*REQUIREMENTS*: Copy out every line of the records below with no changes to wording, order, or numbers.

§ §

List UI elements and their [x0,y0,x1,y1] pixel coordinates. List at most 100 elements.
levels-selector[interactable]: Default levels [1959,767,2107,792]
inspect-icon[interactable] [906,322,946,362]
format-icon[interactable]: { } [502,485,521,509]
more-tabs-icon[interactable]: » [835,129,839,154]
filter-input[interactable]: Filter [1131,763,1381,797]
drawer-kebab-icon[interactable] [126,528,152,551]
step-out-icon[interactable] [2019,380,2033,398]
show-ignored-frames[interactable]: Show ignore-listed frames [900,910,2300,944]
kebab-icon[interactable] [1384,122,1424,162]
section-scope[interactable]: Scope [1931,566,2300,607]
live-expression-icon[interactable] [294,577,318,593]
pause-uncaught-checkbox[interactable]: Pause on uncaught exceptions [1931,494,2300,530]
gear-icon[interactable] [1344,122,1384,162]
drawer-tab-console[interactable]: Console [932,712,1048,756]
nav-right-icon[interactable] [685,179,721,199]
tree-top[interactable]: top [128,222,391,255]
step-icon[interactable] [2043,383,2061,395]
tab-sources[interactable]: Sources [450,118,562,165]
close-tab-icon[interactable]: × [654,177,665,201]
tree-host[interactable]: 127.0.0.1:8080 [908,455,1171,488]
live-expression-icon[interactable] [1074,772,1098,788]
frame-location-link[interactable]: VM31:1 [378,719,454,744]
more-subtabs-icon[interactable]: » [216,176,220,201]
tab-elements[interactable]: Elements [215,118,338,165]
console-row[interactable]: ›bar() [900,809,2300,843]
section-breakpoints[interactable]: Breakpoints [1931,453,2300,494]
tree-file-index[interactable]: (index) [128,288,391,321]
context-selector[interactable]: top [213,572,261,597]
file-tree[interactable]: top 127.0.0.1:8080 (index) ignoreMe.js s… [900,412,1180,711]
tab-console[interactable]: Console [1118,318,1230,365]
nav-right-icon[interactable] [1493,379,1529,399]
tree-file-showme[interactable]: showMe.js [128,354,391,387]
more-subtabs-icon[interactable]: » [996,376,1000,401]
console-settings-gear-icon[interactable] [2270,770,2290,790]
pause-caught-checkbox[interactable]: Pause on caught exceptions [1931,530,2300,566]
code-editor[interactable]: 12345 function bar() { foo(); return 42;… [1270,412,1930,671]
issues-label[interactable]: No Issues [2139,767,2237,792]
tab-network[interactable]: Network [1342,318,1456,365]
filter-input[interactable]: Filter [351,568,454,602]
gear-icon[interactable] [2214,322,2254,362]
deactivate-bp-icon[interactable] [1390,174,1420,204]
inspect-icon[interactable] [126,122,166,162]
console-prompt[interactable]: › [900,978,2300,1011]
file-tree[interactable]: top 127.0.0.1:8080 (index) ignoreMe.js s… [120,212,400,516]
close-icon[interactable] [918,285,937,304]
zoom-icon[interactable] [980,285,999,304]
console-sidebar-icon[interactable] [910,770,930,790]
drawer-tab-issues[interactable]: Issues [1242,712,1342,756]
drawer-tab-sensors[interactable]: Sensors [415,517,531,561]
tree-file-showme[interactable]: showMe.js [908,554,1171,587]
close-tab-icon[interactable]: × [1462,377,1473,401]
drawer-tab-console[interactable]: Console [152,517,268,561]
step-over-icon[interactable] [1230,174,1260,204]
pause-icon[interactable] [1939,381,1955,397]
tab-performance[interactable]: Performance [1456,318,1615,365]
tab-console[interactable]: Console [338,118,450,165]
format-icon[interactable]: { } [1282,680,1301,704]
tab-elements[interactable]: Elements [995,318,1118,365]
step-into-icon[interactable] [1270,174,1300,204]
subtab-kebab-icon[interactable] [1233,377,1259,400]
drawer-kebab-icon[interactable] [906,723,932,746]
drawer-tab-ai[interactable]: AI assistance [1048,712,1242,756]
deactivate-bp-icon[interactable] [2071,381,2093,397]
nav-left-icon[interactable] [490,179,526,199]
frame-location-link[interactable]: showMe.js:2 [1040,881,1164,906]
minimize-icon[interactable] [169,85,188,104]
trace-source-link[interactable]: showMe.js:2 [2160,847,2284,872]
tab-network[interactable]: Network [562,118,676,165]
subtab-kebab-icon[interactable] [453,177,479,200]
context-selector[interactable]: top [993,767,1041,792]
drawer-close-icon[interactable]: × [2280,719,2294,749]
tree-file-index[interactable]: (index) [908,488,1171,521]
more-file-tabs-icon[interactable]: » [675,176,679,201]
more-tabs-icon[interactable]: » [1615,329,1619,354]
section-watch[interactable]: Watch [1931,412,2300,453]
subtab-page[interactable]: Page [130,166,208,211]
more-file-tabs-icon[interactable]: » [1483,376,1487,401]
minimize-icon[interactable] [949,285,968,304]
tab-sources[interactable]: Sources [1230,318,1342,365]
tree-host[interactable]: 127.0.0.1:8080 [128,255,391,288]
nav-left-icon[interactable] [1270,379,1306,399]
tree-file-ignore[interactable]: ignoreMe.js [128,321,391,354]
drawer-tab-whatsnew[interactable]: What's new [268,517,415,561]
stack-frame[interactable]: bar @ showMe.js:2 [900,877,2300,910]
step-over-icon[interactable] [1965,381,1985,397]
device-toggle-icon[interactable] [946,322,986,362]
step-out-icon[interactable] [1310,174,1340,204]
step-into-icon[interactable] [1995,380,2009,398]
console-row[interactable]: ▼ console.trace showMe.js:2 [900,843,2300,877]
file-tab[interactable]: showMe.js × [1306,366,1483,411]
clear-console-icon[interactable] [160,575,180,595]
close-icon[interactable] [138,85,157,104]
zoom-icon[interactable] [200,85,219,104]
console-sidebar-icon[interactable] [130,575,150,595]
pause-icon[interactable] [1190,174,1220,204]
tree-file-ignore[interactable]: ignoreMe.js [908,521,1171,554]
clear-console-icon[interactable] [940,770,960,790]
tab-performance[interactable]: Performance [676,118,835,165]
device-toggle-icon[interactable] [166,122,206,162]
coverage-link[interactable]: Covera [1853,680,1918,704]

§ §

*RESPONSE TO THIS EXERCISE*:
List UI elements and their [x0,y0,x1,y1] pixel coordinates. List at most 100 elements.
levels-selector[interactable]: Default levels [1959,767,2107,792]
inspect-icon[interactable] [906,322,946,362]
format-icon[interactable]: { } [502,485,521,509]
more-tabs-icon[interactable]: » [835,129,839,154]
filter-input[interactable]: Filter [1131,763,1381,797]
drawer-kebab-icon[interactable] [126,528,152,551]
step-out-icon[interactable] [2019,380,2033,398]
show-ignored-frames[interactable]: Show ignore-listed frames [900,910,2300,944]
kebab-icon[interactable] [1384,122,1424,162]
section-scope[interactable]: Scope [1931,566,2300,607]
live-expression-icon[interactable] [294,577,318,593]
pause-uncaught-checkbox[interactable]: Pause on uncaught exceptions [1931,494,2300,530]
gear-icon[interactable] [1344,122,1384,162]
drawer-tab-console[interactable]: Console [932,712,1048,756]
nav-right-icon[interactable] [685,179,721,199]
tree-top[interactable]: top [128,222,391,255]
step-icon[interactable] [2043,383,2061,395]
tab-sources[interactable]: Sources [450,118,562,165]
close-tab-icon[interactable]: × [654,177,665,201]
tree-host[interactable]: 127.0.0.1:8080 [908,455,1171,488]
live-expression-icon[interactable] [1074,772,1098,788]
frame-location-link[interactable]: VM31:1 [378,719,454,744]
more-subtabs-icon[interactable]: » [216,176,220,201]
tab-elements[interactable]: Elements [215,118,338,165]
console-row[interactable]: ›bar() [900,809,2300,843]
section-breakpoints[interactable]: Breakpoints [1931,453,2300,494]
tree-file-index[interactable]: (index) [128,288,391,321]
context-selector[interactable]: top [213,572,261,597]
file-tree[interactable]: top 127.0.0.1:8080 (index) ignoreMe.js s… [900,412,1180,711]
tab-console[interactable]: Console [1118,318,1230,365]
nav-right-icon[interactable] [1493,379,1529,399]
tree-file-showme[interactable]: showMe.js [128,354,391,387]
more-subtabs-icon[interactable]: » [996,376,1000,401]
console-settings-gear-icon[interactable] [2270,770,2290,790]
pause-caught-checkbox[interactable]: Pause on caught exceptions [1931,530,2300,566]
code-editor[interactable]: 12345 function bar() { foo(); return 42;… [1270,412,1930,671]
issues-label[interactable]: No Issues [2139,767,2237,792]
tab-network[interactable]: Network [1342,318,1456,365]
filter-input[interactable]: Filter [351,568,454,602]
gear-icon[interactable] [2214,322,2254,362]
deactivate-bp-icon[interactable] [1390,174,1420,204]
inspect-icon[interactable] [126,122,166,162]
console-prompt[interactable]: › [900,978,2300,1011]
file-tree[interactable]: top 127.0.0.1:8080 (index) ignoreMe.js s… [120,212,400,516]
close-icon[interactable] [918,285,937,304]
zoom-icon[interactable] [980,285,999,304]
console-sidebar-icon[interactable] [910,770,930,790]
drawer-tab-issues[interactable]: Issues [1242,712,1342,756]
drawer-tab-sensors[interactable]: Sensors [415,517,531,561]
tree-file-showme[interactable]: showMe.js [908,554,1171,587]
close-tab-icon[interactable]: × [1462,377,1473,401]
drawer-tab-console[interactable]: Console [152,517,268,561]
step-over-icon[interactable] [1230,174,1260,204]
pause-icon[interactable] [1939,381,1955,397]
tab-performance[interactable]: Performance [1456,318,1615,365]
tab-console[interactable]: Console [338,118,450,165]
format-icon[interactable]: { } [1282,680,1301,704]
tab-elements[interactable]: Elements [995,318,1118,365]
step-into-icon[interactable] [1270,174,1300,204]
subtab-kebab-icon[interactable] [1233,377,1259,400]
drawer-kebab-icon[interactable] [906,723,932,746]
drawer-tab-ai[interactable]: AI assistance [1048,712,1242,756]
deactivate-bp-icon[interactable] [2071,381,2093,397]
nav-left-icon[interactable] [490,179,526,199]
frame-location-link[interactable]: showMe.js:2 [1040,881,1164,906]
minimize-icon[interactable] [169,85,188,104]
trace-source-link[interactable]: showMe.js:2 [2160,847,2284,872]
tab-network[interactable]: Network [562,118,676,165]
subtab-kebab-icon[interactable] [453,177,479,200]
context-selector[interactable]: top [993,767,1041,792]
drawer-close-icon[interactable]: × [2280,719,2294,749]
tree-file-index[interactable]: (index) [908,488,1171,521]
more-file-tabs-icon[interactable]: » [675,176,679,201]
more-tabs-icon[interactable]: » [1615,329,1619,354]
section-watch[interactable]: Watch [1931,412,2300,453]
subtab-page[interactable]: Page [130,166,208,211]
more-file-tabs-icon[interactable]: » [1483,376,1487,401]
minimize-icon[interactable] [949,285,968,304]
tab-sources[interactable]: Sources [1230,318,1342,365]
tree-host[interactable]: 127.0.0.1:8080 [128,255,391,288]
nav-left-icon[interactable] [1270,379,1306,399]
tree-file-ignore[interactable]: ignoreMe.js [128,321,391,354]
drawer-tab-whatsnew[interactable]: What's new [268,517,415,561]
stack-frame[interactable]: bar @ showMe.js:2 [900,877,2300,910]
step-over-icon[interactable] [1965,381,1985,397]
device-toggle-icon[interactable] [946,322,986,362]
step-out-icon[interactable] [1310,174,1340,204]
step-into-icon[interactable] [1995,380,2009,398]
console-row[interactable]: ▼ console.trace showMe.js:2 [900,843,2300,877]
file-tab[interactable]: showMe.js × [1306,366,1483,411]
clear-console-icon[interactable] [160,575,180,595]
close-icon[interactable] [138,85,157,104]
zoom-icon[interactable] [200,85,219,104]
console-sidebar-icon[interactable] [130,575,150,595]
pause-icon[interactable] [1190,174,1220,204]
tree-file-ignore[interactable]: ignoreMe.js [908,521,1171,554]
clear-console-icon[interactable] [940,770,960,790]
tab-performance[interactable]: Performance [676,118,835,165]
device-toggle-icon[interactable] [166,122,206,162]
coverage-link[interactable]: Covera [1853,680,1918,704]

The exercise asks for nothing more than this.